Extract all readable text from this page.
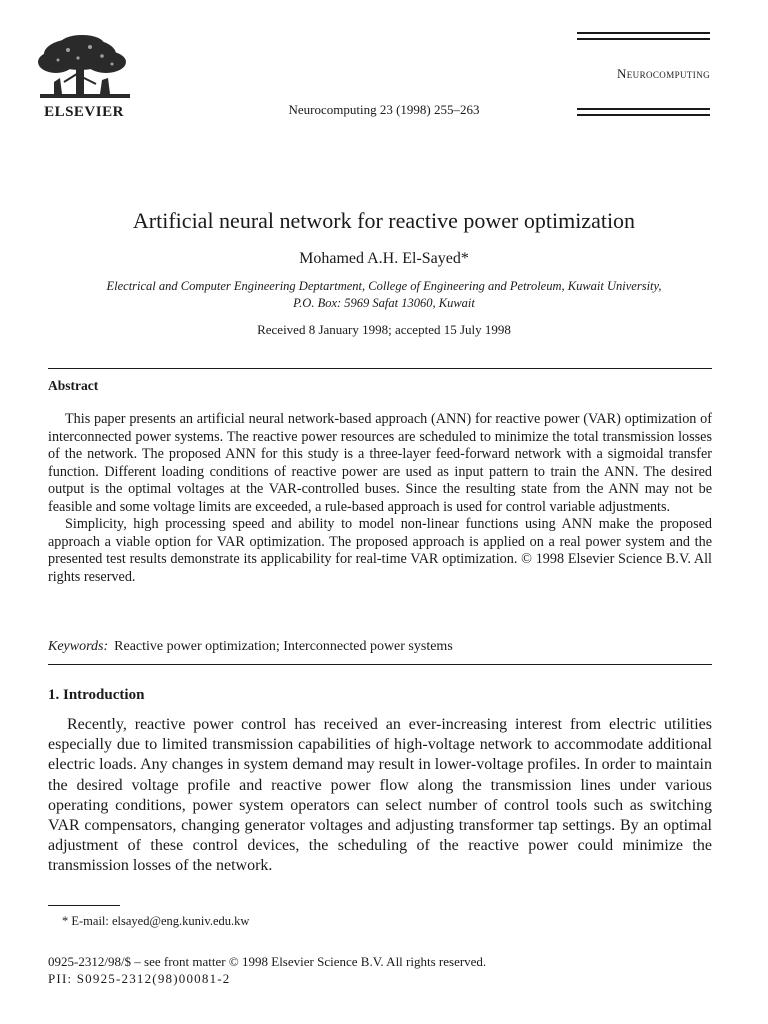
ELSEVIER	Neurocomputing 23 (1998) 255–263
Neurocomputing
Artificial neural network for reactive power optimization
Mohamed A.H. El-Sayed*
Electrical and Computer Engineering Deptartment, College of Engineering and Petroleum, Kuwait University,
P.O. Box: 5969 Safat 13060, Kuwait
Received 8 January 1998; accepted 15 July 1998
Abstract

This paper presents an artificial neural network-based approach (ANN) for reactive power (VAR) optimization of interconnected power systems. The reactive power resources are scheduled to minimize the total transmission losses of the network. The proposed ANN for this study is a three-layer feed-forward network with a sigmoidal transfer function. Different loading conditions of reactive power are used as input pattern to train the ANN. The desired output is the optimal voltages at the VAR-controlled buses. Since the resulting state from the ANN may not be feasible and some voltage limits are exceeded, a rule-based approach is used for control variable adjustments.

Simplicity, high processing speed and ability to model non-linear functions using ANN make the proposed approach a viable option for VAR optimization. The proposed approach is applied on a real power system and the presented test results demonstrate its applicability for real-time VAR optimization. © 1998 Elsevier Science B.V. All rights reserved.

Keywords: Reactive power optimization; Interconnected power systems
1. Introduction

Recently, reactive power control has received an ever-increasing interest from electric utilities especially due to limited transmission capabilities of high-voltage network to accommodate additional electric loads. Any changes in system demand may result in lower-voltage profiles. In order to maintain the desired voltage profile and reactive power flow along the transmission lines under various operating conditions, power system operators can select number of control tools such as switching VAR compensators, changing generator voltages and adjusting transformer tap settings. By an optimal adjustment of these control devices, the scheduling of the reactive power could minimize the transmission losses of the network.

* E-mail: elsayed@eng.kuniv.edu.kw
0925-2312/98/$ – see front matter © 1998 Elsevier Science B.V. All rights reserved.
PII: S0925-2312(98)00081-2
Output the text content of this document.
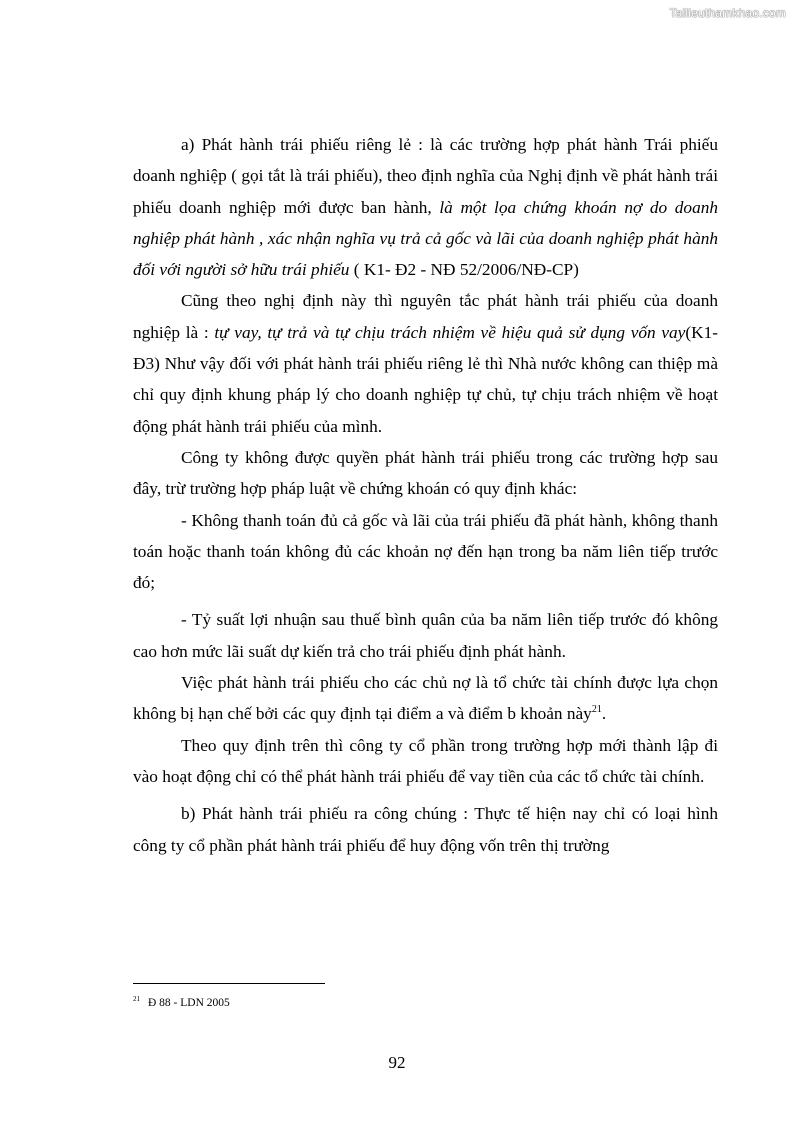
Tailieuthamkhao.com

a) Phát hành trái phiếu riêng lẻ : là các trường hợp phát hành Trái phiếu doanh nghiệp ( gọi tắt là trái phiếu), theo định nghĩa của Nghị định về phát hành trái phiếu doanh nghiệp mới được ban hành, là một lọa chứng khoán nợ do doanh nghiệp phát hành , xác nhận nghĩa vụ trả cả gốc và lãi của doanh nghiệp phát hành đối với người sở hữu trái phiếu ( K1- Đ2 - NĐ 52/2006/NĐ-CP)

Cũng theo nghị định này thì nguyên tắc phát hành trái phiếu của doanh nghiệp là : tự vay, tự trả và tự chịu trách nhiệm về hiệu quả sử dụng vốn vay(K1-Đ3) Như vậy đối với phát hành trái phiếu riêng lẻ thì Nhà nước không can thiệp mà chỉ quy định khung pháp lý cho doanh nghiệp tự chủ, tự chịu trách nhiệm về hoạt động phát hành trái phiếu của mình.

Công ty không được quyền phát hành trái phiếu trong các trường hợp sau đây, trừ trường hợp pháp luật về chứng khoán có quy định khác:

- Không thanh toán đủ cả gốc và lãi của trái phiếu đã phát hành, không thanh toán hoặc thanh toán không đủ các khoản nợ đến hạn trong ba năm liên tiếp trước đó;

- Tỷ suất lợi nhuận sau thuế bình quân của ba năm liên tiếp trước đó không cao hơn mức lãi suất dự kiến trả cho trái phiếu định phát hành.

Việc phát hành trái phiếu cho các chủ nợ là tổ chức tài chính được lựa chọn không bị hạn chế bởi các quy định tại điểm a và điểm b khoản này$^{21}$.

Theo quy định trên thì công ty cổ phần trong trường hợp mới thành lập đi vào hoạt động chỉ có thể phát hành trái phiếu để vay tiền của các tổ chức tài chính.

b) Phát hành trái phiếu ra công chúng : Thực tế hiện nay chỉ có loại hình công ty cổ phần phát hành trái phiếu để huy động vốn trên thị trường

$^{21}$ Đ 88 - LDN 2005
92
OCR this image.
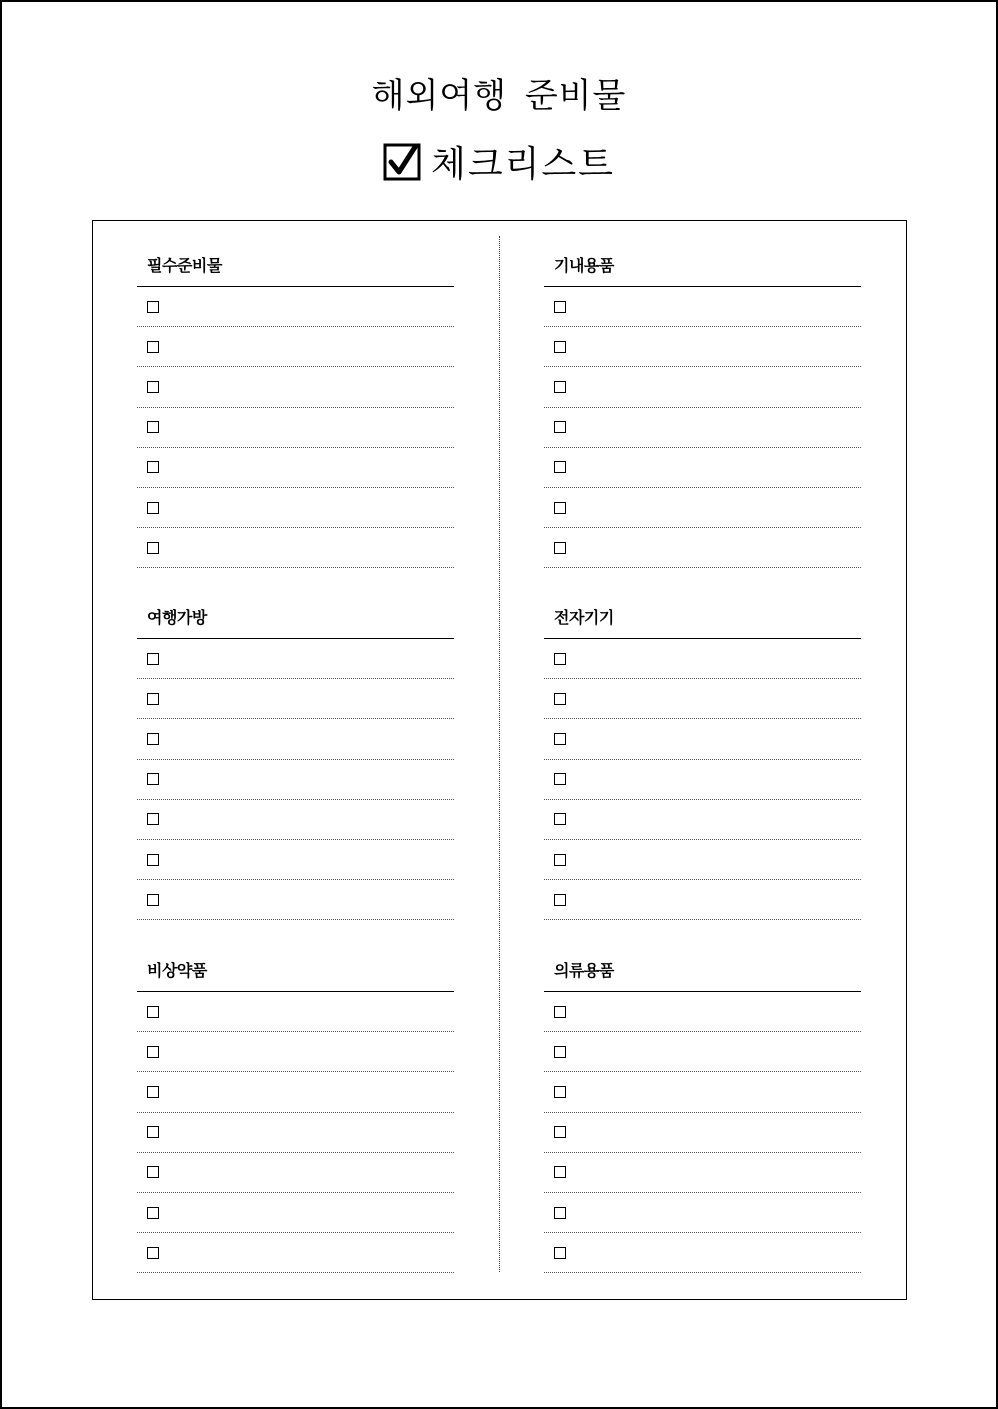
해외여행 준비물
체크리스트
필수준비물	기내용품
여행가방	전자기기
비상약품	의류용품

******************************

* Exercise description: Determine how many lines of the data contain the word "from", and reply with that number only.

* Output for this exercise: 3